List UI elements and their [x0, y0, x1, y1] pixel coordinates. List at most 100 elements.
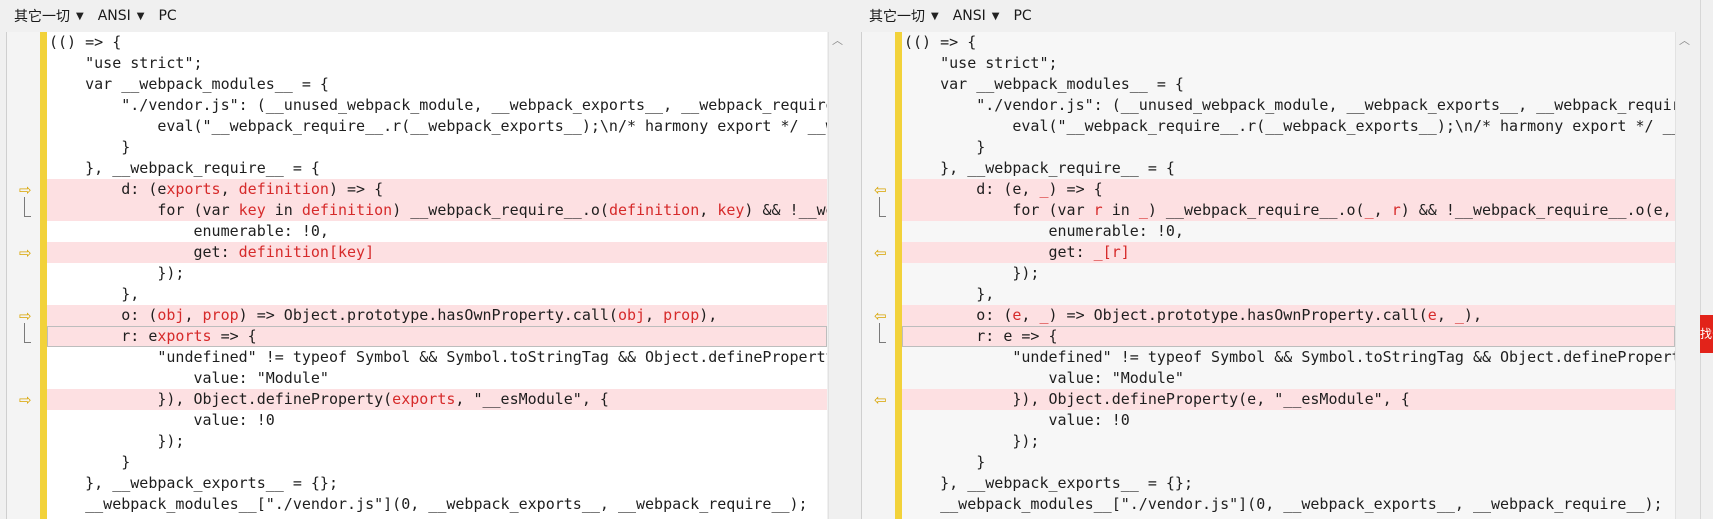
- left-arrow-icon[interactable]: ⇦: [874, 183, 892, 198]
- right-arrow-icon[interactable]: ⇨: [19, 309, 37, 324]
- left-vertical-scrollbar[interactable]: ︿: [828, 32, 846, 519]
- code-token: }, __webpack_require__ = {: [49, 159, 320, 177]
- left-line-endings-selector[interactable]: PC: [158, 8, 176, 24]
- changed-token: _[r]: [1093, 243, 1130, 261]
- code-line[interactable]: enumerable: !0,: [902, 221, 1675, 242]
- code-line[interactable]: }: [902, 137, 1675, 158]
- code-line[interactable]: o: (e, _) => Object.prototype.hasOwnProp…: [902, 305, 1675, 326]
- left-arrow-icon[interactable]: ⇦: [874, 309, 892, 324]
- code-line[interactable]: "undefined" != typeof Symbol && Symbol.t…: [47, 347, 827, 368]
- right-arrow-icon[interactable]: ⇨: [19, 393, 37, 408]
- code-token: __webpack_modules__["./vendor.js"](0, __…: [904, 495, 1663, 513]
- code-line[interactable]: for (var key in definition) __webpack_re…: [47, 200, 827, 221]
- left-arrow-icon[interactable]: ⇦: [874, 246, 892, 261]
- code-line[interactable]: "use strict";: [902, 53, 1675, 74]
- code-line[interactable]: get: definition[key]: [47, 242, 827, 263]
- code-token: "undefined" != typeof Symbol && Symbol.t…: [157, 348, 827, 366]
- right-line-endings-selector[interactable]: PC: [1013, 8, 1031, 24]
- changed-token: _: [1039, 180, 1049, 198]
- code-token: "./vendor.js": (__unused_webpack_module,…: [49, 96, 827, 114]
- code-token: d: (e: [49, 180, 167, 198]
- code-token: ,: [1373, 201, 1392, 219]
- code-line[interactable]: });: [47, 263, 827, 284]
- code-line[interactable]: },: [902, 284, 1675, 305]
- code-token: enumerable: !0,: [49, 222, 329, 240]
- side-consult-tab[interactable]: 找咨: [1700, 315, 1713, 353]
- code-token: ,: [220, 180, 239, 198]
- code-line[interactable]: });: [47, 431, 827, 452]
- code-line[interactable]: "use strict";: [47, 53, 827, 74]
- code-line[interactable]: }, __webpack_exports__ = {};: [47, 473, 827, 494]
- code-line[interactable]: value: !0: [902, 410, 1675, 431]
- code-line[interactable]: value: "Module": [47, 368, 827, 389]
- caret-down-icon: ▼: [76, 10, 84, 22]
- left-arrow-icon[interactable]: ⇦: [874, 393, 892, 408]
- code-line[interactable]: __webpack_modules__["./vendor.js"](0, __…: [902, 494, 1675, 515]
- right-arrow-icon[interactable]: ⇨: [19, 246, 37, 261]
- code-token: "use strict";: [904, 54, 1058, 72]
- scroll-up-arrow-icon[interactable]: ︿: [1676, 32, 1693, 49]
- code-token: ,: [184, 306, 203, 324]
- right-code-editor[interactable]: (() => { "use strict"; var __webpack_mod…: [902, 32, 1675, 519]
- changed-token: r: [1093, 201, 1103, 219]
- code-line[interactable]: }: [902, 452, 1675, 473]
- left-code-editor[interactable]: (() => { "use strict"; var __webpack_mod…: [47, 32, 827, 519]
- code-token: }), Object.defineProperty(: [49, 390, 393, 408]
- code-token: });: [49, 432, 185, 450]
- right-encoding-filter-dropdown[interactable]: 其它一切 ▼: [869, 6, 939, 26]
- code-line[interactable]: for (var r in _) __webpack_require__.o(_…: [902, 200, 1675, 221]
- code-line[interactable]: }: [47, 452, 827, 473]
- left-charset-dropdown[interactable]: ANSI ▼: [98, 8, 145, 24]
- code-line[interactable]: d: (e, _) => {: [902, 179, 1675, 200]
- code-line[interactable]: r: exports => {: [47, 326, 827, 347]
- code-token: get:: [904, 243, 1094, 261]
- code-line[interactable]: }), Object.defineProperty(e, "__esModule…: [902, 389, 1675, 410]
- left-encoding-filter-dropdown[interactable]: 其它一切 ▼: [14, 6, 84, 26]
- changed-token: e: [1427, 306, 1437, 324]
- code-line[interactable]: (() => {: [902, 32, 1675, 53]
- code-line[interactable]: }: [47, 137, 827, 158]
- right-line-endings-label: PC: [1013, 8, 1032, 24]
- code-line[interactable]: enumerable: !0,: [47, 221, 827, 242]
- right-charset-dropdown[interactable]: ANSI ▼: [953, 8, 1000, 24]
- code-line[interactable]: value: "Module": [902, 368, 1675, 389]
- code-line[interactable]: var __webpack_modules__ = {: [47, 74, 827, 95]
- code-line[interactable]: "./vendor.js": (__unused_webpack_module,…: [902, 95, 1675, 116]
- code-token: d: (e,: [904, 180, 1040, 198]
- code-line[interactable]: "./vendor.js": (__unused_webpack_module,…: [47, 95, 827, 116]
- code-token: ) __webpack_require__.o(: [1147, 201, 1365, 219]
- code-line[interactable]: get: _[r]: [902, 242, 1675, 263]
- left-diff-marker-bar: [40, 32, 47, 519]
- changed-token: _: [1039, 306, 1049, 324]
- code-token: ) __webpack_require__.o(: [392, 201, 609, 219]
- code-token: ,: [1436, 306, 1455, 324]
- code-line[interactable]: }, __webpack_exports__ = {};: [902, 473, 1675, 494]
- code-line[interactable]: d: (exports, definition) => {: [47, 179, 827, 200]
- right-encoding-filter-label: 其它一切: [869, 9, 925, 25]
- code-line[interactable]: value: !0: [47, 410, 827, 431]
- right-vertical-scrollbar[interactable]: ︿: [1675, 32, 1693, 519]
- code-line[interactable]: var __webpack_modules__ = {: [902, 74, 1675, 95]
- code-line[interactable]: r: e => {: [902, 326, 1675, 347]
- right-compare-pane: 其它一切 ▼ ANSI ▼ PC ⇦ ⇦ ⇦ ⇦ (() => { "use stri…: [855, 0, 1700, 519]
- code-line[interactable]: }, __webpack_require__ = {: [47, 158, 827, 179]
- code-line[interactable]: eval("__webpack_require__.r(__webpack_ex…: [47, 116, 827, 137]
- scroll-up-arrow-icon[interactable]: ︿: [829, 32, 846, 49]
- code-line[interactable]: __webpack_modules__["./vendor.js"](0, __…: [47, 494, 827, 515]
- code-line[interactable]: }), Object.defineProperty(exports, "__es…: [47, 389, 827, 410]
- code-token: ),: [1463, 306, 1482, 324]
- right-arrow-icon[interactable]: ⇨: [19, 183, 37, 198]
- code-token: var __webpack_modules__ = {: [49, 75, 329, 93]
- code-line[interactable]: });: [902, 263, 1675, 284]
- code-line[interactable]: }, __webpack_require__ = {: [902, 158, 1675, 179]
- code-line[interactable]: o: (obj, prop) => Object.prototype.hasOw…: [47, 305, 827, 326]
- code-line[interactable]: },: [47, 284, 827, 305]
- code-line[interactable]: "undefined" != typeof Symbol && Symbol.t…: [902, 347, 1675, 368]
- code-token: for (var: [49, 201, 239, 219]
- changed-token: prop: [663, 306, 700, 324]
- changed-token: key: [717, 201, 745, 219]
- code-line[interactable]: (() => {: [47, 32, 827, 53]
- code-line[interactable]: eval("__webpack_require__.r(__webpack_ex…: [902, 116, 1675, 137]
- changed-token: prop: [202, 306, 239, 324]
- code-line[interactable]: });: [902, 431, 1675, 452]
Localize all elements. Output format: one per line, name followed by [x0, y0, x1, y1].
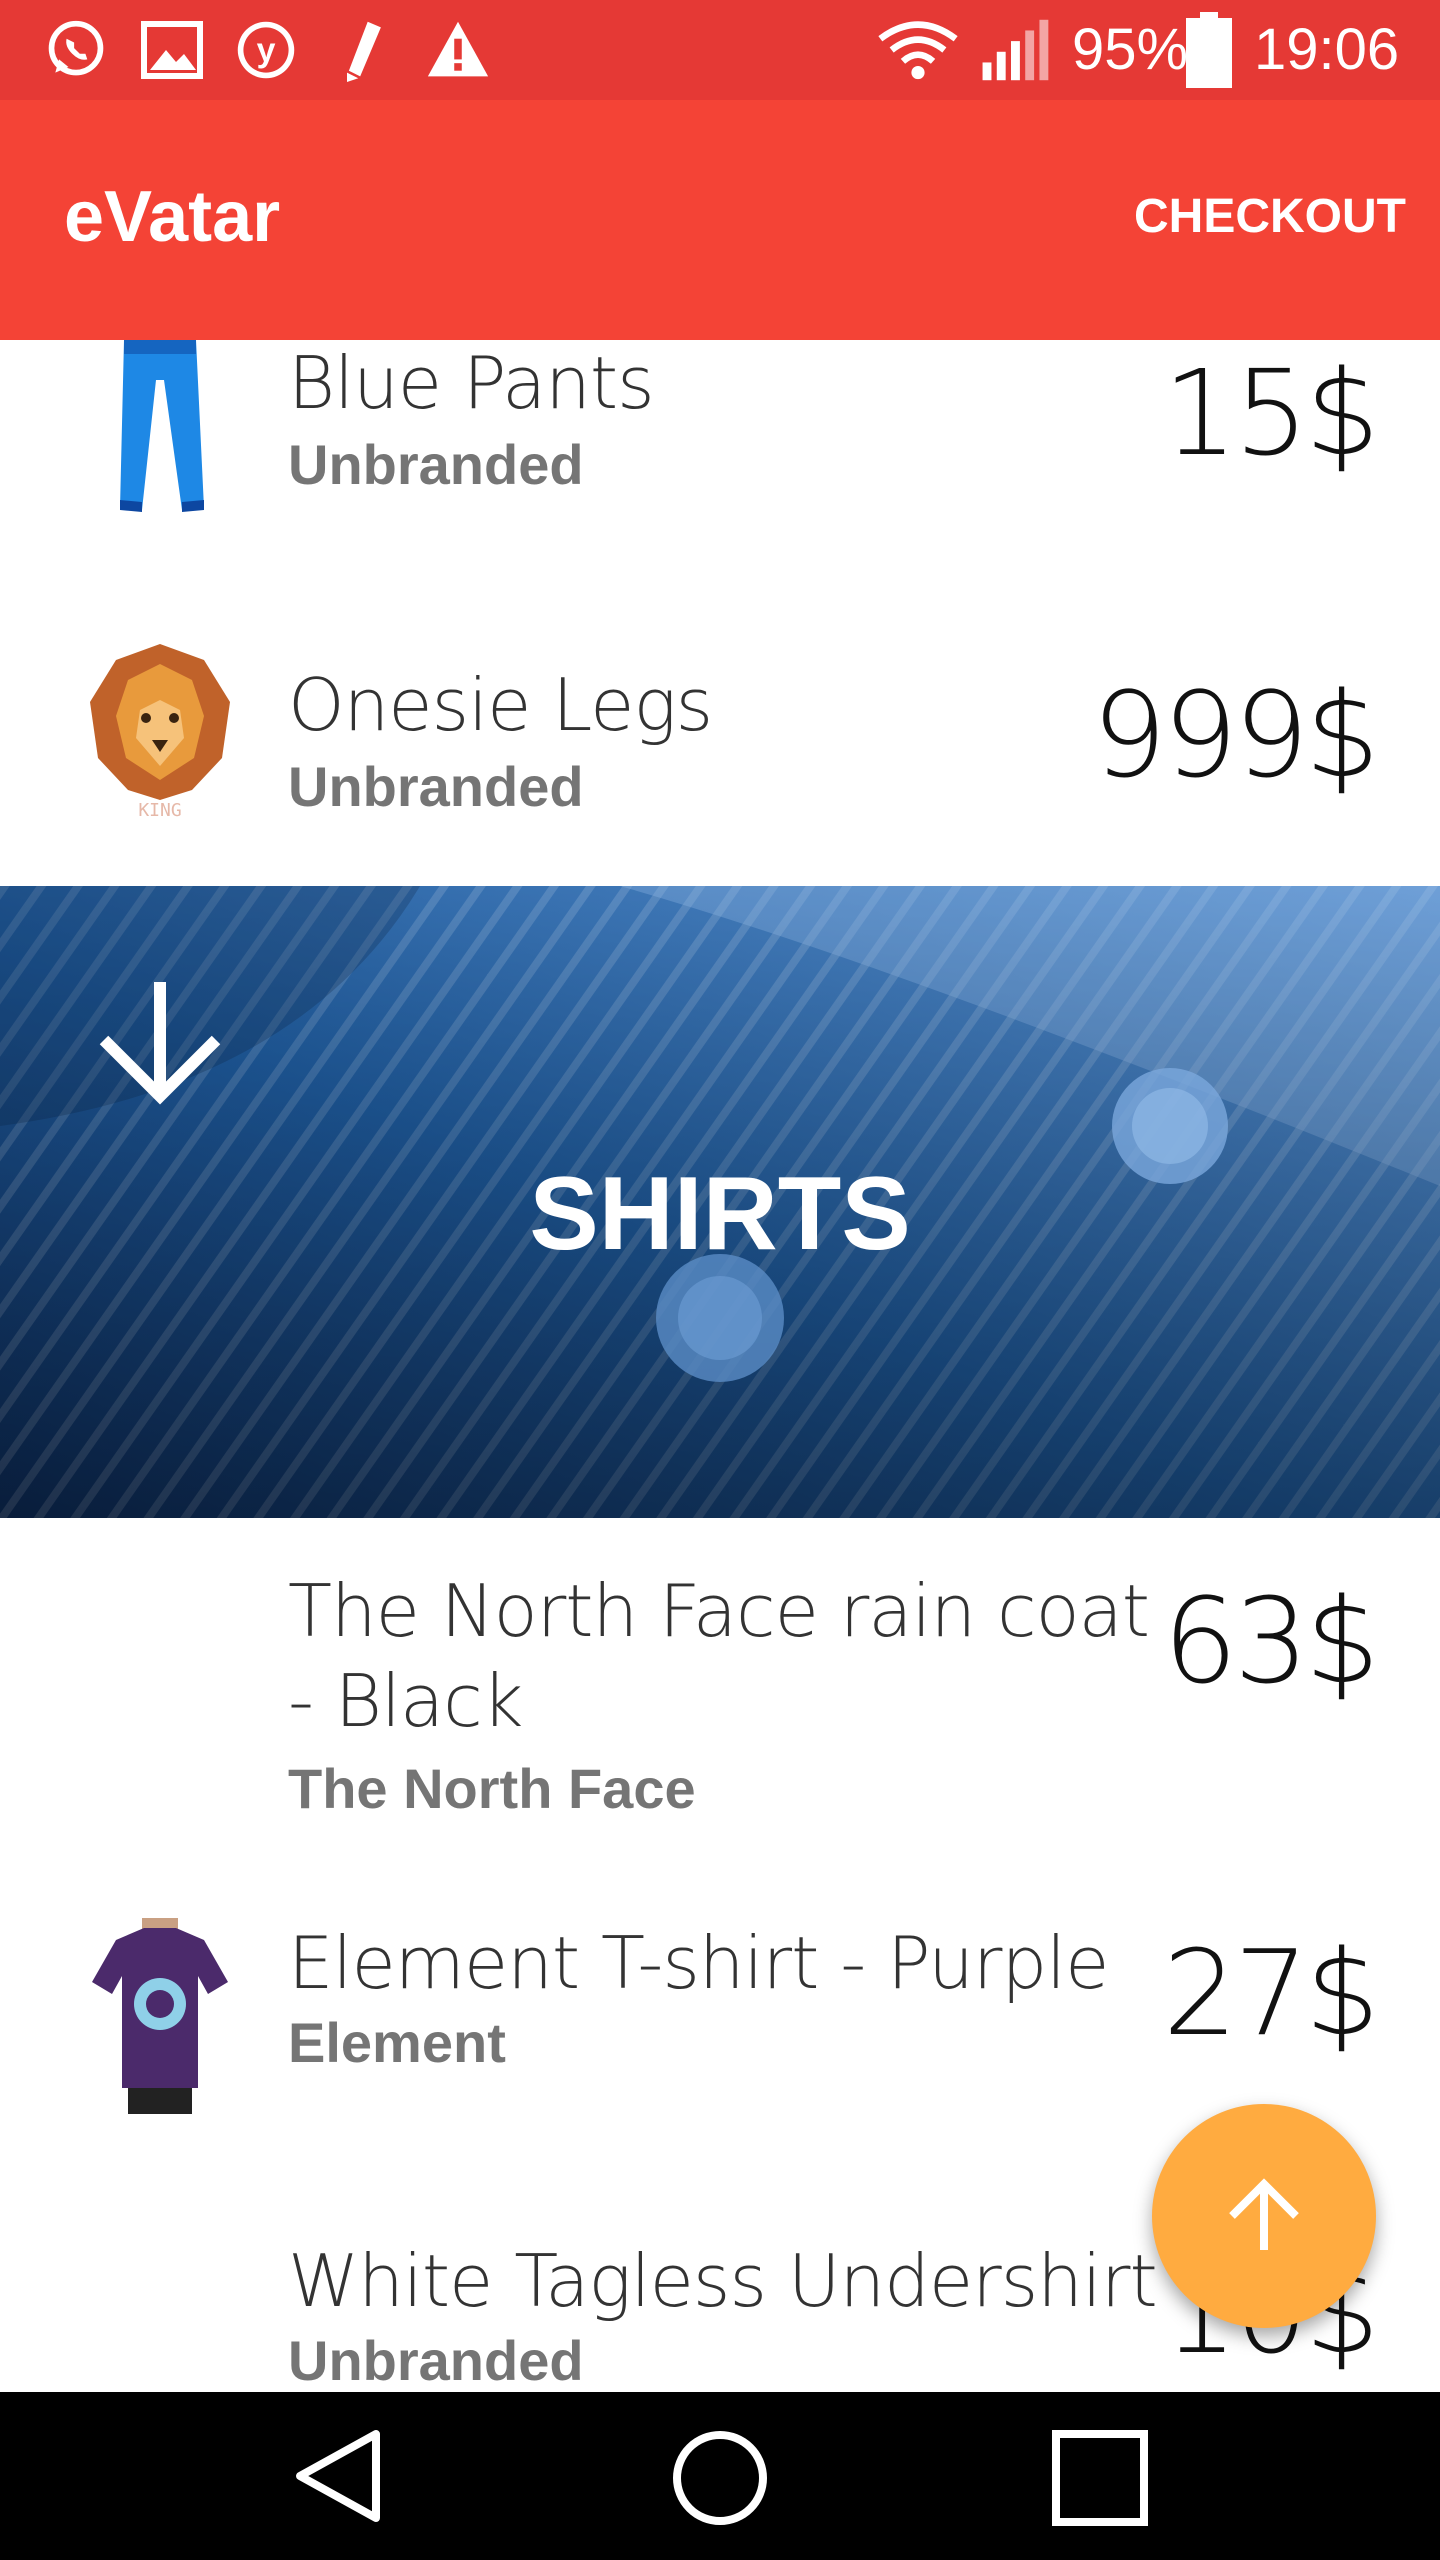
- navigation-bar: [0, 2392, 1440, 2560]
______
> _WRITTEN TASK_
Copy the records above word for word, leaving out the pictures.

> _PROBLEM SOLUTION_
List UI elements and their [x0, y0, x1, y1] pixel coordinates. List at most 100 elements.
- left-arrow-icon[interactable]: ⇦: [874, 183, 892, 198]
- right-arrow-icon[interactable]: ⇨: [19, 309, 37, 324]
- left-vertical-scrollbar[interactable]: ︿: [828, 32, 846, 519]
- code-token: }, __webpack_require__ = {: [49, 159, 320, 177]
- left-line-endings-selector[interactable]: PC: [158, 8, 176, 24]
- changed-token: _[r]: [1093, 243, 1130, 261]
- code-line[interactable]: enumerable: !0,: [902, 221, 1675, 242]
- code-line[interactable]: }: [902, 137, 1675, 158]
- code-line[interactable]: o: (e, _) => Object.prototype.hasOwnProp…: [902, 305, 1675, 326]
- left-arrow-icon[interactable]: ⇦: [874, 309, 892, 324]
- code-line[interactable]: "undefined" != typeof Symbol && Symbol.t…: [47, 347, 827, 368]
- right-arrow-icon[interactable]: ⇨: [19, 393, 37, 408]
- code-token: __webpack_modules__["./vendor.js"](0, __…: [904, 495, 1663, 513]
- code-line[interactable]: for (var key in definition) __webpack_re…: [47, 200, 827, 221]
- left-arrow-icon[interactable]: ⇦: [874, 246, 892, 261]
- code-line[interactable]: "use strict";: [902, 53, 1675, 74]
- code-line[interactable]: get: definition[key]: [47, 242, 827, 263]
- code-token: "undefined" != typeof Symbol && Symbol.t…: [157, 348, 827, 366]
- right-line-endings-selector[interactable]: PC: [1013, 8, 1031, 24]
- changed-token: _: [1039, 180, 1049, 198]
- code-token: "./vendor.js": (__unused_webpack_module,…: [49, 96, 827, 114]
- code-token: d: (e: [49, 180, 167, 198]
- code-token: ,: [1373, 201, 1392, 219]
- code-line[interactable]: });: [47, 263, 827, 284]
- code-line[interactable]: },: [902, 284, 1675, 305]
- code-token: enumerable: !0,: [49, 222, 329, 240]
- side-consult-tab[interactable]: 找咨: [1700, 315, 1713, 353]
- code-token: ,: [220, 180, 239, 198]
- code-line[interactable]: });: [47, 431, 827, 452]
- code-line[interactable]: "use strict";: [47, 53, 827, 74]
- code-line[interactable]: }, __webpack_exports__ = {};: [47, 473, 827, 494]
- code-line[interactable]: value: !0: [902, 410, 1675, 431]
- code-line[interactable]: value: "Module": [47, 368, 827, 389]
- caret-down-icon: ▼: [76, 10, 84, 22]
- left-arrow-icon[interactable]: ⇦: [874, 393, 892, 408]
- code-line[interactable]: __webpack_modules__["./vendor.js"](0, __…: [902, 494, 1675, 515]
- right-arrow-icon[interactable]: ⇨: [19, 246, 37, 261]
- code-token: "use strict";: [904, 54, 1058, 72]
- scroll-up-arrow-icon[interactable]: ︿: [1676, 32, 1693, 49]
- code-token: ,: [184, 306, 203, 324]
- right-code-editor[interactable]: (() => { "use strict"; var __webpack_mod…: [902, 32, 1675, 519]
- changed-token: r: [1093, 201, 1103, 219]
- code-line[interactable]: }: [902, 452, 1675, 473]
- left-code-editor[interactable]: (() => { "use strict"; var __webpack_mod…: [47, 32, 827, 519]
- code-token: }), Object.defineProperty(: [49, 390, 393, 408]
- code-token: });: [49, 432, 185, 450]
- right-encoding-filter-dropdown[interactable]: 其它一切 ▼: [869, 6, 939, 26]
- code-line[interactable]: for (var r in _) __webpack_require__.o(_…: [902, 200, 1675, 221]
- code-line[interactable]: }: [47, 452, 827, 473]
- left-charset-dropdown[interactable]: ANSI ▼: [98, 8, 145, 24]
- code-line[interactable]: d: (e, _) => {: [902, 179, 1675, 200]
- code-line[interactable]: r: exports => {: [47, 326, 827, 347]
- code-token: get:: [904, 243, 1094, 261]
- code-line[interactable]: }), Object.defineProperty(e, "__esModule…: [902, 389, 1675, 410]
- left-encoding-filter-dropdown[interactable]: 其它一切 ▼: [14, 6, 84, 26]
- changed-token: e: [1427, 306, 1437, 324]
- code-line[interactable]: (() => {: [902, 32, 1675, 53]
- code-line[interactable]: }: [47, 137, 827, 158]
- right-line-endings-label: PC: [1013, 8, 1032, 24]
- code-line[interactable]: enumerable: !0,: [47, 221, 827, 242]
- right-charset-dropdown[interactable]: ANSI ▼: [953, 8, 1000, 24]
- code-line[interactable]: value: "Module": [902, 368, 1675, 389]
- code-line[interactable]: var __webpack_modules__ = {: [47, 74, 827, 95]
- code-line[interactable]: "./vendor.js": (__unused_webpack_module,…: [902, 95, 1675, 116]
- code-token: d: (e,: [904, 180, 1040, 198]
- code-line[interactable]: "./vendor.js": (__unused_webpack_module,…: [47, 95, 827, 116]
- code-token: ) __webpack_require__.o(: [1147, 201, 1365, 219]
- code-line[interactable]: get: _[r]: [902, 242, 1675, 263]
- left-diff-marker-bar: [40, 32, 47, 519]
- changed-token: _: [1039, 306, 1049, 324]
- code-token: ) __webpack_require__.o(: [392, 201, 609, 219]
- code-token: ,: [1436, 306, 1455, 324]
- code-line[interactable]: }, __webpack_exports__ = {};: [902, 473, 1675, 494]
- code-line[interactable]: d: (exports, definition) => {: [47, 179, 827, 200]
- right-encoding-filter-label: 其它一切: [869, 9, 925, 25]
- code-line[interactable]: value: !0: [47, 410, 827, 431]
- right-vertical-scrollbar[interactable]: ︿: [1675, 32, 1693, 519]
- code-line[interactable]: var __webpack_modules__ = {: [902, 74, 1675, 95]
- code-line[interactable]: r: e => {: [902, 326, 1675, 347]
- right-compare-pane: 其它一切 ▼ ANSI ▼ PC ⇦ ⇦ ⇦ ⇦ (() => { "use stri…: [855, 0, 1700, 519]
- code-line[interactable]: }, __webpack_require__ = {: [47, 158, 827, 179]
- code-line[interactable]: eval("__webpack_require__.r(__webpack_ex…: [47, 116, 827, 137]
- scroll-up-arrow-icon[interactable]: ︿: [829, 32, 846, 49]
- code-line[interactable]: __webpack_modules__["./vendor.js"](0, __…: [47, 494, 827, 515]
- code-line[interactable]: }), Object.defineProperty(exports, "__es…: [47, 389, 827, 410]
- code-token: ),: [1463, 306, 1482, 324]
- right-arrow-icon[interactable]: ⇨: [19, 183, 37, 198]
- code-token: var __webpack_modules__ = {: [49, 75, 329, 93]
- code-line[interactable]: });: [902, 263, 1675, 284]
- code-line[interactable]: }, __webpack_require__ = {: [902, 158, 1675, 179]
- code-line[interactable]: o: (obj, prop) => Object.prototype.hasOw…: [47, 305, 827, 326]
- code-line[interactable]: },: [47, 284, 827, 305]
- code-line[interactable]: "undefined" != typeof Symbol && Symbol.t…: [902, 347, 1675, 368]
- code-token: for (var: [49, 201, 239, 219]
- changed-token: prop: [663, 306, 700, 324]
- changed-token: key: [717, 201, 745, 219]
- code-line[interactable]: (() => {: [47, 32, 827, 53]
- code-line[interactable]: eval("__webpack_require__.r(__webpack_ex…: [902, 116, 1675, 137]
- changed-token: prop: [202, 306, 239, 324]
- code-line[interactable]: });: [902, 431, 1675, 452]
Localize all elements. Output format: one per line, name followed by [x0, y0, x1, y1].
- navigation-bar: [0, 2392, 1440, 2560]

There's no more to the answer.